━━ Text section ━━

New Mexico State Police said they executed a search warrant at the Tierra Blanca High Country Youth Program as part of an investigation of abuse. But the teens between the ages of 13 and 17 weren't at the 30,000-acre compound in Sierra County and neither was program operator Scott Chandler.

Police said Children Youth and Families Department officials also went to the ranch to serve orders to Chandler to hand over the custody of the teens.

"At this time, Scott Chandler is a person if interest in this case," said Sgt. Emmanuel Gutierrez, a state police spokesman. "This is an active investigation and all leads are still being followed. At this point and time, State Police has not been able to confirm a location or the safety" of the teens.

Program operators had been ordered to send the kids back to their parents or surrender them to the state after staff members were accused of beating and shackling students.

Ranch attorney Pete Domenici Jr. said in a statement earlier Friday that the boys had been "on a previously scheduled activity away from the ranch for several days. They are safe and have already been picked up by their parents, or their parents are en route to pick them up."

Domenici accused the state of escalating the situation by failing to agree to an emergency hearing in a lawsuit the ranch filed earlier this week over what the suit contends was an improperly handled investigation.

━━━
━━ Record set ━━

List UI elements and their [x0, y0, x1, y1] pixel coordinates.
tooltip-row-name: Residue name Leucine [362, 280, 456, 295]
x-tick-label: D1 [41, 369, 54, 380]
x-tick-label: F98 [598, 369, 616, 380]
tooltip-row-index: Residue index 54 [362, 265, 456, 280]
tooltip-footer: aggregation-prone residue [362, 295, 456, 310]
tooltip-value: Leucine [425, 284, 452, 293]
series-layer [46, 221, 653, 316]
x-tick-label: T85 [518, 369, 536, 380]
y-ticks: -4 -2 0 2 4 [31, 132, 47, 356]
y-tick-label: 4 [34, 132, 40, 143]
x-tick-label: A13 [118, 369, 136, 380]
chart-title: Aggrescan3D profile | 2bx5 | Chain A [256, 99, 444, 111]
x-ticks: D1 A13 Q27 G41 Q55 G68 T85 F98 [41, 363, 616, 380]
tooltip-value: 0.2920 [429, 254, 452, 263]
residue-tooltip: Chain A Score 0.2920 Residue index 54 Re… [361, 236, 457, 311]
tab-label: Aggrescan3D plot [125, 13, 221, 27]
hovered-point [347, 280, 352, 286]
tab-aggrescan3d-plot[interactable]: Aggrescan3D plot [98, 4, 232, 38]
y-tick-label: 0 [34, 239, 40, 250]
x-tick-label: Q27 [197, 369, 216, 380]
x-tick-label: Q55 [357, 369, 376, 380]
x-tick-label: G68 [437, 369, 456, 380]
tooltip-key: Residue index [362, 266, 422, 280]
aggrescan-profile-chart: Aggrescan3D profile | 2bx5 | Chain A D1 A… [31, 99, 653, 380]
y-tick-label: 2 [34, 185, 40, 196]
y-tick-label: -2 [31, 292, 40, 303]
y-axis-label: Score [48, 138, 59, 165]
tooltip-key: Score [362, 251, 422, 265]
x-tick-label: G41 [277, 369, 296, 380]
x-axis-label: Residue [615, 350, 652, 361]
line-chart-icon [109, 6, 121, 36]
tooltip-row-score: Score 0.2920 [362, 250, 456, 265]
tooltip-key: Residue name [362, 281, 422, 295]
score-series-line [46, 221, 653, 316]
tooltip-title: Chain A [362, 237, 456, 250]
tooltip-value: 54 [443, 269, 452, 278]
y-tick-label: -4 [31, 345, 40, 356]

━━━

→ **Tasks to perform**:
- 1) Answer the following questions using the article on the youth ranch investigation.
(a) How large is the compound, and in which county is it located?
(b) What are the ages of the teens in the program?
(c) According to the ranch attorney, where had the boys been for several days?
- 2) Continue the article on the youth ranch investigation from the point at which it ends.

→ **Answers**:
- 1)
(a) The compound covers 30,000 acres and is in Sierra County.
(b) The teens are between 13 and 17 years old.
(c) They had been on a previously scheduled activity away from the ranch.

- 2)
"We attempted to avoid exactly this type of situation by requesting an emergency hearing," he said.

Several calls Friday night to Domenici about the status of the teens weren't immediately returned.

Officers at the high desert ranch about seven miles from the town of Hillsboro said that everything looked normal when they arrived. They said there were personal belongings and no indication anyone left in a hurry.

Gutierrez said police launched aircraft and off-road vehicles and called in help from local law enforcement agencies to search the ranch.

Last week, the Albuquerque Journal reported state authorities were investigating claims that teenage boys were beaten and forced to wear leg shackles and handcuffs for minor violations of rules at the unlicensed program.